**What to do:** Can you give all the records again without altering a single character?
┄┄┄┄┄┄┄┄┄┄┄┄┄┄┄┄┄┄┄┄
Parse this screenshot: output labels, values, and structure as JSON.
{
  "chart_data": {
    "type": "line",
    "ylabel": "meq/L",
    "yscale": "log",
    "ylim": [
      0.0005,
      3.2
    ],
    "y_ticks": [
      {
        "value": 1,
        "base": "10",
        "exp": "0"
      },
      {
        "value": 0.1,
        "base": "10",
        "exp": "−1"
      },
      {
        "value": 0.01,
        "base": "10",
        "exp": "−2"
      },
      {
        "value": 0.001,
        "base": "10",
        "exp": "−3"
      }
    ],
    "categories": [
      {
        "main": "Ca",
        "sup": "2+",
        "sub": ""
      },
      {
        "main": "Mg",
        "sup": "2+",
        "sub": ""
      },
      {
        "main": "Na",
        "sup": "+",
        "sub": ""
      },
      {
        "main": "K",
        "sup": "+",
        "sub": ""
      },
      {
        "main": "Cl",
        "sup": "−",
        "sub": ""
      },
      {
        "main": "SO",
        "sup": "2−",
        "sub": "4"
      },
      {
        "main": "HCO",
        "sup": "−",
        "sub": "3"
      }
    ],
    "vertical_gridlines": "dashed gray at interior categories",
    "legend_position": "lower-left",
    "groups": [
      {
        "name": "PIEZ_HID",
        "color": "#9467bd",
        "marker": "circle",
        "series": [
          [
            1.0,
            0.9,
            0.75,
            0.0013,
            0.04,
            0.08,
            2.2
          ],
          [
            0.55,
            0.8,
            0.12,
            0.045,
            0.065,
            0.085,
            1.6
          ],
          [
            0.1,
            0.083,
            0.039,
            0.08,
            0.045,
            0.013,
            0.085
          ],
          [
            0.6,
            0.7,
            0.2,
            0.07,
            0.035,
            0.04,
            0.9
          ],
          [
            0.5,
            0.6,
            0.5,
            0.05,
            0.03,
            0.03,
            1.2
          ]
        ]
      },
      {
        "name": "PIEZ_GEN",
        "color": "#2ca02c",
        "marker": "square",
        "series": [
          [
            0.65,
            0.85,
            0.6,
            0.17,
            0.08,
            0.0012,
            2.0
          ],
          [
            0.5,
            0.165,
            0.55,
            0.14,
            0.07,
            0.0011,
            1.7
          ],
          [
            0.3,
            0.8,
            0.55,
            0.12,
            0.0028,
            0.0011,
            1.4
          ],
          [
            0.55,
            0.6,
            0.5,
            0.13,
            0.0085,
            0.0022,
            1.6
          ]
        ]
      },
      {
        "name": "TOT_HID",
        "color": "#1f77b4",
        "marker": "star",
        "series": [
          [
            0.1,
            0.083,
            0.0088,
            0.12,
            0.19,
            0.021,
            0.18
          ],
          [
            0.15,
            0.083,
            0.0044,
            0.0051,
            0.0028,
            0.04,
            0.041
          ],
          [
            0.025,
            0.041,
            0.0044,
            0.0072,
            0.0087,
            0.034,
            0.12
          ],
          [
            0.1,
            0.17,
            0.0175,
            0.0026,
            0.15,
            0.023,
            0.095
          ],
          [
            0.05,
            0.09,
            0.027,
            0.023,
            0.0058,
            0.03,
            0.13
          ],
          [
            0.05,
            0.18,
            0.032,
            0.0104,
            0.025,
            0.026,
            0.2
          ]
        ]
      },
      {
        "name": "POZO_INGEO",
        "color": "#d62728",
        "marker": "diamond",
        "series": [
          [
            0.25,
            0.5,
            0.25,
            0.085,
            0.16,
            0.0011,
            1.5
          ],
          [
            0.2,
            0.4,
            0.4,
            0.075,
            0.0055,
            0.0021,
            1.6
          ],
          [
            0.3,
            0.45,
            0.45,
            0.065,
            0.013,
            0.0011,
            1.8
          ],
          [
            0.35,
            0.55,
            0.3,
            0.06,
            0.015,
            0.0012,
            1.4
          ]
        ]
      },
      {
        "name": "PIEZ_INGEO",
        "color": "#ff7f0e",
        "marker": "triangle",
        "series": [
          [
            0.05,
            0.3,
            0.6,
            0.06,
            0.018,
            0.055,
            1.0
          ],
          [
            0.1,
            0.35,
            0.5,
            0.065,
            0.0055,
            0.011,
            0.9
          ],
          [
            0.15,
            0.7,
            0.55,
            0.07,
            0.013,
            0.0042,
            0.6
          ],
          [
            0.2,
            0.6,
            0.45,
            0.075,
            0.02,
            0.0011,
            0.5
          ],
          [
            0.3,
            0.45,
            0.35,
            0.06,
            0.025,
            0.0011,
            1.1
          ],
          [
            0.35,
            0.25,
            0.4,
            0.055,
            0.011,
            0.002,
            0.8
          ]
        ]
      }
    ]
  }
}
┄┄┄┄┄┄┄┄┄┄┄┄┄┄┄┄┄┄┄┄
**Answer to this exercise:**
Parse this screenshot: output labels, values, and structure as JSON.
{
  "chart_data": {
    "type": "line",
    "ylabel": "meq/L",
    "yscale": "log",
    "ylim": [
      0.0005,
      3.2
    ],
    "y_ticks": [
      {
        "value": 1,
        "base": "10",
        "exp": "0"
      },
      {
        "value": 0.1,
        "base": "10",
        "exp": "−1"
      },
      {
        "value": 0.01,
        "base": "10",
        "exp": "−2"
      },
      {
        "value": 0.001,
        "base": "10",
        "exp": "−3"
      }
    ],
    "categories": [
      {
        "main": "Ca",
        "sup": "2+",
        "sub": ""
      },
      {
        "main": "Mg",
        "sup": "2+",
        "sub": ""
      },
      {
        "main": "Na",
        "sup": "+",
        "sub": ""
      },
      {
        "main": "K",
        "sup": "+",
        "sub": ""
      },
      {
        "main": "Cl",
        "sup": "−",
        "sub": ""
      },
      {
        "main": "SO",
        "sup": "2−",
        "sub": "4"
      },
      {
        "main": "HCO",
        "sup": "−",
        "sub": "3"
      }
    ],
    "vertical_gridlines": "dashed gray at interior categories",
    "legend_position": "lower-left",
    "groups": [
      {
        "name": "PIEZ_HID",
        "color": "#9467bd",
        "marker": "circle",
        "series": [
          [
            1.0,
            0.9,
            0.75,
            0.0013,
            0.04,
            0.08,
            2.2
          ],
          [
            0.55,
            0.8,
            0.12,
            0.045,
            0.065,
            0.085,
            1.6
          ],
          [
            0.1,
            0.083,
            0.039,
            0.08,
            0.045,
            0.013,
            0.085
          ],
          [
            0.6,
            0.7,
            0.2,
            0.07,
            0.035,
            0.04,
            0.9
          ],
          [
            0.5,
            0.6,
            0.5,
            0.05,
            0.03,
            0.03,
            1.2
          ]
        ]
      },
      {
        "name": "PIEZ_GEN",
        "color": "#2ca02c",
        "marker": "square",
        "series": [
          [
            0.65,
            0.85,
            0.6,
            0.17,
            0.08,
            0.0012,
            2.0
          ],
          [
            0.5,
            0.165,
            0.55,
            0.14,
            0.07,
            0.0011,
            1.7
          ],
          [
            0.3,
            0.8,
            0.55,
            0.12,
            0.0028,
            0.0011,
            1.4
          ],
          [
            0.55,
            0.6,
            0.5,
            0.13,
            0.0085,
            0.0022,
            1.6
          ]
        ]
      },
      {
        "name": "TOT_HID",
        "color": "#1f77b4",
        "marker": "star",
        "series": [
          [
            0.1,
            0.083,
            0.0088,
            0.12,
            0.19,
            0.021,
            0.18
          ],
          [
            0.15,
            0.083,
            0.0044,
            0.0051,
            0.0028,
            0.04,
            0.041
          ],
          [
            0.025,
            0.041,
            0.0044,
            0.0072,
            0.0087,
            0.034,
            0.12
          ],
          [
            0.1,
            0.17,
            0.0175,
            0.0026,
            0.15,
            0.023,
            0.095
          ],
          [
            0.05,
            0.09,
            0.027,
            0.023,
            0.0058,
            0.03,
            0.13
          ],
          [
            0.05,
            0.18,
            0.032,
            0.0104,
            0.025,
            0.026,
            0.2
          ]
        ]
      },
      {
        "name": "POZO_INGEO",
        "color": "#d62728",
        "marker": "diamond",
        "series": [
          [
            0.25,
            0.5,
            0.25,
            0.085,
            0.16,
            0.0011,
            1.5
          ],
          [
            0.2,
            0.4,
            0.4,
            0.075,
            0.0055,
            0.0021,
            1.6
          ],
          [
            0.3,
            0.45,
            0.45,
            0.065,
            0.013,
            0.0011,
            1.8
          ],
          [
            0.35,
            0.55,
            0.3,
            0.06,
            0.015,
            0.0012,
            1.4
          ]
        ]
      },
      {
        "name": "PIEZ_INGEO",
        "color": "#ff7f0e",
        "marker": "triangle",
        "series": [
          [
            0.05,
            0.3,
            0.6,
            0.06,
            0.018,
            0.055,
            1.0
          ],
          [
            0.1,
            0.35,
            0.5,
            0.065,
            0.0055,
            0.011,
            0.9
          ],
          [
            0.15,
            0.7,
            0.55,
            0.07,
            0.013,
            0.0042,
            0.6
          ],
          [
            0.2,
            0.6,
            0.45,
            0.075,
            0.02,
            0.0011,
            0.5
          ],
          [
            0.3,
            0.45,
            0.35,
            0.06,
            0.025,
            0.0011,
            1.1
          ],
          [
            0.35,
            0.25,
            0.4,
            0.055,
            0.011,
            0.002,
            0.8
          ]
        ]
      }
    ]
  }
}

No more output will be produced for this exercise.